[Start of RECORDS FOR PROCESSING]

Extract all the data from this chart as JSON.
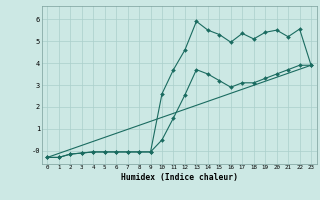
{
  "xlabel": "Humidex (Indice chaleur)",
  "bg_color": "#cce8e4",
  "grid_color": "#aacfcb",
  "line_color": "#1a6b60",
  "xticks": [
    0,
    1,
    2,
    3,
    4,
    5,
    6,
    7,
    8,
    9,
    10,
    11,
    12,
    13,
    14,
    15,
    16,
    17,
    18,
    19,
    20,
    21,
    22,
    23
  ],
  "yticks": [
    0,
    1,
    2,
    3,
    4,
    5,
    6
  ],
  "ytick_labels": [
    "-0",
    "1",
    "2",
    "3",
    "4",
    "5",
    "6"
  ],
  "line1_x": [
    0,
    1,
    2,
    3,
    4,
    5,
    6,
    7,
    8,
    9,
    10,
    11,
    12,
    13,
    14,
    15,
    16,
    17,
    18,
    19,
    20,
    21,
    22,
    23
  ],
  "line1_y": [
    -0.3,
    -0.3,
    -0.15,
    -0.1,
    -0.05,
    -0.05,
    -0.05,
    -0.05,
    -0.05,
    -0.05,
    2.6,
    3.7,
    4.6,
    5.9,
    5.5,
    5.3,
    4.95,
    5.35,
    5.1,
    5.4,
    5.5,
    5.2,
    5.55,
    3.9
  ],
  "line2_x": [
    0,
    1,
    2,
    3,
    4,
    5,
    6,
    7,
    8,
    9,
    10,
    11,
    12,
    13,
    14,
    15,
    16,
    17,
    18,
    19,
    20,
    21,
    22,
    23
  ],
  "line2_y": [
    -0.3,
    -0.3,
    -0.15,
    -0.1,
    -0.05,
    -0.05,
    -0.05,
    -0.05,
    -0.05,
    -0.05,
    0.5,
    1.5,
    2.55,
    3.7,
    3.5,
    3.2,
    2.9,
    3.1,
    3.1,
    3.3,
    3.5,
    3.7,
    3.9,
    3.9
  ],
  "line3_x": [
    0,
    23
  ],
  "line3_y": [
    -0.3,
    3.9
  ],
  "xlim": [
    -0.5,
    23.5
  ],
  "ylim": [
    -0.6,
    6.6
  ]
}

[End of RECORDS FOR PROCESSING]

WHAT TO WORK ON: All records should be output exactly, with the pictures left out.

WRITTEN SOLUTION:
Extract all the data from this chart as JSON.
{
  "xlabel": "Humidex (Indice chaleur)",
  "bg_color": "#cce8e4",
  "grid_color": "#aacfcb",
  "line_color": "#1a6b60",
  "xticks": [
    0,
    1,
    2,
    3,
    4,
    5,
    6,
    7,
    8,
    9,
    10,
    11,
    12,
    13,
    14,
    15,
    16,
    17,
    18,
    19,
    20,
    21,
    22,
    23
  ],
  "yticks": [
    0,
    1,
    2,
    3,
    4,
    5,
    6
  ],
  "ytick_labels": [
    "-0",
    "1",
    "2",
    "3",
    "4",
    "5",
    "6"
  ],
  "line1_x": [
    0,
    1,
    2,
    3,
    4,
    5,
    6,
    7,
    8,
    9,
    10,
    11,
    12,
    13,
    14,
    15,
    16,
    17,
    18,
    19,
    20,
    21,
    22,
    23
  ],
  "line1_y": [
    -0.3,
    -0.3,
    -0.15,
    -0.1,
    -0.05,
    -0.05,
    -0.05,
    -0.05,
    -0.05,
    -0.05,
    2.6,
    3.7,
    4.6,
    5.9,
    5.5,
    5.3,
    4.95,
    5.35,
    5.1,
    5.4,
    5.5,
    5.2,
    5.55,
    3.9
  ],
  "line2_x": [
    0,
    1,
    2,
    3,
    4,
    5,
    6,
    7,
    8,
    9,
    10,
    11,
    12,
    13,
    14,
    15,
    16,
    17,
    18,
    19,
    20,
    21,
    22,
    23
  ],
  "line2_y": [
    -0.3,
    -0.3,
    -0.15,
    -0.1,
    -0.05,
    -0.05,
    -0.05,
    -0.05,
    -0.05,
    -0.05,
    0.5,
    1.5,
    2.55,
    3.7,
    3.5,
    3.2,
    2.9,
    3.1,
    3.1,
    3.3,
    3.5,
    3.7,
    3.9,
    3.9
  ],
  "line3_x": [
    0,
    23
  ],
  "line3_y": [
    -0.3,
    3.9
  ],
  "xlim": [
    -0.5,
    23.5
  ],
  "ylim": [
    -0.6,
    6.6
  ]
}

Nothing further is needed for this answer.